Work required -> Scan the records below. List lines holding "为生命保驾".

Records to process ->
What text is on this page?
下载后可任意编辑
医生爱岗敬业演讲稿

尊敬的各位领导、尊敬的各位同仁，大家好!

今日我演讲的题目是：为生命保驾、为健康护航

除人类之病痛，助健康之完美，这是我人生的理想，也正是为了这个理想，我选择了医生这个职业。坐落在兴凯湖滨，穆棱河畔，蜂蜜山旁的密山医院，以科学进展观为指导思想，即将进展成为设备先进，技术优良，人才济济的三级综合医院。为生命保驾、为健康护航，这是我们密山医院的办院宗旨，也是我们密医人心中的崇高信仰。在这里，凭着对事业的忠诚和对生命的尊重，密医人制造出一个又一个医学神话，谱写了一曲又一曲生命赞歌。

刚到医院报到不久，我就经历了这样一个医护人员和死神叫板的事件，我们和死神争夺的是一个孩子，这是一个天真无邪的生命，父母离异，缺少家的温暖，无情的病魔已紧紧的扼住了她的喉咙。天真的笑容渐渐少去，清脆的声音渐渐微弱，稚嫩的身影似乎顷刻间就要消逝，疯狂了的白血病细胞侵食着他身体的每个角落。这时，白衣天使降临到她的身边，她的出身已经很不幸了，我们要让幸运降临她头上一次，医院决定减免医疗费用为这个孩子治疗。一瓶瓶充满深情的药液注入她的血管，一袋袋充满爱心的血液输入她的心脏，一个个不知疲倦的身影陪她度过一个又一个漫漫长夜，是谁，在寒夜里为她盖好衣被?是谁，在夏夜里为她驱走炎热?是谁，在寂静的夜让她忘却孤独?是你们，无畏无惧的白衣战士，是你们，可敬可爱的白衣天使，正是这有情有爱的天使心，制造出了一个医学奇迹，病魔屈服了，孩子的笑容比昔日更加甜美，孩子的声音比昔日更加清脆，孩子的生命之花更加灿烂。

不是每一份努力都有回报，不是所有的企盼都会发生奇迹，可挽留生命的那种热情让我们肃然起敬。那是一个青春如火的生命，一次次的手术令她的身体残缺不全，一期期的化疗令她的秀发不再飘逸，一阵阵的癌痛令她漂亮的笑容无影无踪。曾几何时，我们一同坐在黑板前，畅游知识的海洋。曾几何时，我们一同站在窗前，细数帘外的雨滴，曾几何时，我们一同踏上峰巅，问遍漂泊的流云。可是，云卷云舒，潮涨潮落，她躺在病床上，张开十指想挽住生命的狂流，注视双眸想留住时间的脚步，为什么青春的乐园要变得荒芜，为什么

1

==

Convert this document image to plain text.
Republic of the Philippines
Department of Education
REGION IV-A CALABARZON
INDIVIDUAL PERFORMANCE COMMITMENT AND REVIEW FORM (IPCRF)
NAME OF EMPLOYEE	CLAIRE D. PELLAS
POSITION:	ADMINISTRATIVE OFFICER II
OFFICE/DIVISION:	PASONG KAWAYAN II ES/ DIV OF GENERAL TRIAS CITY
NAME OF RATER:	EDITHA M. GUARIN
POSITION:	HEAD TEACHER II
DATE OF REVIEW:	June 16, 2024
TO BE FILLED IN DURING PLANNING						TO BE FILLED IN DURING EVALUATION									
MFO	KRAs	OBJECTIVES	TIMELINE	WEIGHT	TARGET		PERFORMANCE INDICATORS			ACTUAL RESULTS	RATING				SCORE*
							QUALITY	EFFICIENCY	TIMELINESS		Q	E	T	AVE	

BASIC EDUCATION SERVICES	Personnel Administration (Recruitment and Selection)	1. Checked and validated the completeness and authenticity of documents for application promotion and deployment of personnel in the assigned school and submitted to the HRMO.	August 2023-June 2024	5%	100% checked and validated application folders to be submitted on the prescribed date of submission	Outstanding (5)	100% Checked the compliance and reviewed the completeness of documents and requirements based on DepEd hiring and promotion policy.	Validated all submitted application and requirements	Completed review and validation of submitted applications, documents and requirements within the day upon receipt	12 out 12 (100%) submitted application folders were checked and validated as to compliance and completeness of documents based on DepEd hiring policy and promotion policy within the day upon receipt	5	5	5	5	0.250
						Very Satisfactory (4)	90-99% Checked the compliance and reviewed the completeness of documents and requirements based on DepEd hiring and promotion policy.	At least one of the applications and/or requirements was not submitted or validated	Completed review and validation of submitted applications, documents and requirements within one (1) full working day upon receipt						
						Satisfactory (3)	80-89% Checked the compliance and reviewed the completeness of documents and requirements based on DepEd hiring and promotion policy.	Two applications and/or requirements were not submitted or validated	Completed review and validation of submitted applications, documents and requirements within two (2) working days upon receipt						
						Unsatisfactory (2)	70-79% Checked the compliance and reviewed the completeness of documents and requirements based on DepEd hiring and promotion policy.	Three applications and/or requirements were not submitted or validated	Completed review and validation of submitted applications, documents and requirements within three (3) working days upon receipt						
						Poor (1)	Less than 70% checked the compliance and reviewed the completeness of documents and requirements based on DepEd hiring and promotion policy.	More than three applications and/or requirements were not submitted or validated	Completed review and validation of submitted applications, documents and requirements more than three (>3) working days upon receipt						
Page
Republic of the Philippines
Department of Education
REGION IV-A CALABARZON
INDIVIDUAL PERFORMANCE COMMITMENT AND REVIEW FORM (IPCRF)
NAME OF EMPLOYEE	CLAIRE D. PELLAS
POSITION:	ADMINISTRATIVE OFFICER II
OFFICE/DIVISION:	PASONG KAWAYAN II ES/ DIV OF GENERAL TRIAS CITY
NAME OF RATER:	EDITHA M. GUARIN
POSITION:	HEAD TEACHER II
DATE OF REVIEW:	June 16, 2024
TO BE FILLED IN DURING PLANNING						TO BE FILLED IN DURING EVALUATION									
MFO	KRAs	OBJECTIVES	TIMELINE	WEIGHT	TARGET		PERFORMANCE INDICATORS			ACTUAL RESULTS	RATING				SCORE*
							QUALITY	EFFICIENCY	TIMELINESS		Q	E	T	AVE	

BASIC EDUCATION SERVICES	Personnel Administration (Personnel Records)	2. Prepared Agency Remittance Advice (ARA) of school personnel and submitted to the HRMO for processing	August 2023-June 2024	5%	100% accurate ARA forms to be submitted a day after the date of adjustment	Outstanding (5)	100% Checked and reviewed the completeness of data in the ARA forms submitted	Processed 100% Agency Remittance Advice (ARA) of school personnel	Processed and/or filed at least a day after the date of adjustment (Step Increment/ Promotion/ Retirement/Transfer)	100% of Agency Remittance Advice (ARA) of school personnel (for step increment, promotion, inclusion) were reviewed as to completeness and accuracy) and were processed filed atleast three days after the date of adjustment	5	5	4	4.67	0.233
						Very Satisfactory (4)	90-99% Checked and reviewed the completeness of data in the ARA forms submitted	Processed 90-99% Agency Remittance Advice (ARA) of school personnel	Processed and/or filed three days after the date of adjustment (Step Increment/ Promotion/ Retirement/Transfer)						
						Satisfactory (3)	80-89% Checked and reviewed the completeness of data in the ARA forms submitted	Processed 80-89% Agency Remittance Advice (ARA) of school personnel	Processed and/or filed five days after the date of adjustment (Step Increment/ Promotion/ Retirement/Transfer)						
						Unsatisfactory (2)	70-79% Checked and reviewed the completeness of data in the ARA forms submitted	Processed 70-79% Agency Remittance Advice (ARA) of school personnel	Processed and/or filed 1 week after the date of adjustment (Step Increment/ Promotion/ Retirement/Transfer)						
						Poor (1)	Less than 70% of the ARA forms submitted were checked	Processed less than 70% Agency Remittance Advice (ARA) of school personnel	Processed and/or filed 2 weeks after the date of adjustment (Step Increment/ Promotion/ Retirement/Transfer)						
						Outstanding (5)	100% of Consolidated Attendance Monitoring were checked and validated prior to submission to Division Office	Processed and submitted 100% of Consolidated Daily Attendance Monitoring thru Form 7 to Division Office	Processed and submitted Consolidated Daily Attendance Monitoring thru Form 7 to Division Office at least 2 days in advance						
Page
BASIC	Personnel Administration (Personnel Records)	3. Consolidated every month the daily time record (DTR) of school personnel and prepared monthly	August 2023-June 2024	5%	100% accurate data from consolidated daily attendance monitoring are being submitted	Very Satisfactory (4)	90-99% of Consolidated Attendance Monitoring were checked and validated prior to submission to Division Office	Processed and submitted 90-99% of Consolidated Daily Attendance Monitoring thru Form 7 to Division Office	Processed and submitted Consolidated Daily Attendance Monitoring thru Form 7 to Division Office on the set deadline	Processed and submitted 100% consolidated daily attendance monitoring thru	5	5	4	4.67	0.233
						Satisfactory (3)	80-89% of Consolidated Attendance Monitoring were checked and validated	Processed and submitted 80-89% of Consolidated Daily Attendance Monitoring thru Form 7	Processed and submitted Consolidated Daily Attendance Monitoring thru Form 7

Right answer ->
今日我演讲的题目是：为生命保驾、为健康护航
除人类之病痛，助健康之完美，这是我人生的理想，也正是为了这个理想，我选择了医生这个职业。坐落在兴凯湖滨，穆棱河畔，蜂蜜山旁的密山医院，以科学进展观为指导思想，即将进展成为设备先进，技术优良，人才济济的三级综合医院。为生命保驾、为健康护航，这是我们密山医院的办院宗旨，也是我们密医人心中的崇高信仰。在这里，凭着对事业的忠诚和对生命的尊重，密医人制造出一个又一个医学神话，谱写了一曲又一曲生命赞歌。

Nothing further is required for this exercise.